[start of SUPPLIED ENTRIES]
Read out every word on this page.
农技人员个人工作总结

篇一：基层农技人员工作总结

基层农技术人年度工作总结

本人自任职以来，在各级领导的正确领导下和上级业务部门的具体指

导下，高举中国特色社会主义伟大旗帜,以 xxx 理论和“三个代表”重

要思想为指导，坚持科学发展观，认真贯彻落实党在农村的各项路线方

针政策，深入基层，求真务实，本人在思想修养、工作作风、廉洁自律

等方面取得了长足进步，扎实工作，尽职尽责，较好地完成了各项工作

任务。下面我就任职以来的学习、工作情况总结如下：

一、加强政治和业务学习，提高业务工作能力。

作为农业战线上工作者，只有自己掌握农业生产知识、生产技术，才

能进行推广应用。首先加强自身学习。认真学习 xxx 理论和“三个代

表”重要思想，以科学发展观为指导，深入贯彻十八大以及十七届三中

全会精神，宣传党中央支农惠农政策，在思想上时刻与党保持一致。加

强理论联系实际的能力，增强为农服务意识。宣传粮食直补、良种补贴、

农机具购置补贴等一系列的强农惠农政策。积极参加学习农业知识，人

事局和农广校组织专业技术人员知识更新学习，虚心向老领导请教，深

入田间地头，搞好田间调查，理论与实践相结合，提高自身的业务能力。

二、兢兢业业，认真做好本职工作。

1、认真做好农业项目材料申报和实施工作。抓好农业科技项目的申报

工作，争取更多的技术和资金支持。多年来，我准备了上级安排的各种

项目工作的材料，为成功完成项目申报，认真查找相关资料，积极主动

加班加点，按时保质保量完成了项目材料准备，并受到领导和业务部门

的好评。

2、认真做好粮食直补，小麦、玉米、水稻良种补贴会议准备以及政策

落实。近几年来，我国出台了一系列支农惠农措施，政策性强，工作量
[end of SUPPLIED ENTRIES]
WHAT IS ASKED ▸
All of the data must be returned exactly.

EXERCISE OUTPUT ▸
Read out every word on this page.
农技人员个人工作总结

篇一：基层农技人员工作总结

基层农技术人年度工作总结

本人自任职以来，在各级领导的正确领导下和上级业务部门的具体指

导下，高举中国特色社会主义伟大旗帜,以 xxx 理论和“三个代表”重

要思想为指导，坚持科学发展观，认真贯彻落实党在农村的各项路线方

针政策，深入基层，求真务实，本人在思想修养、工作作风、廉洁自律

等方面取得了长足进步，扎实工作，尽职尽责，较好地完成了各项工作

任务。下面我就任职以来的学习、工作情况总结如下：

一、加强政治和业务学习，提高业务工作能力。

作为农业战线上工作者，只有自己掌握农业生产知识、生产技术，才

能进行推广应用。首先加强自身学习。认真学习 xxx 理论和“三个代

表”重要思想，以科学发展观为指导，深入贯彻十八大以及十七届三中

全会精神，宣传党中央支农惠农政策，在思想上时刻与党保持一致。加

强理论联系实际的能力，增强为农服务意识。宣传粮食直补、良种补贴、

农机具购置补贴等一系列的强农惠农政策。积极参加学习农业知识，人

事局和农广校组织专业技术人员知识更新学习，虚心向老领导请教，深

入田间地头，搞好田间调查，理论与实践相结合，提高自身的业务能力。

二、兢兢业业，认真做好本职工作。

1、认真做好农业项目材料申报和实施工作。抓好农业科技项目的申报

工作，争取更多的技术和资金支持。多年来，我准备了上级安排的各种

项目工作的材料，为成功完成项目申报，认真查找相关资料，积极主动

加班加点，按时保质保量完成了项目材料准备，并受到领导和业务部门

的好评。

2、认真做好粮食直补，小麦、玉米、水稻良种补贴会议准备以及政策

落实。近几年来，我国出台了一系列支农惠农措施，政策性强，工作量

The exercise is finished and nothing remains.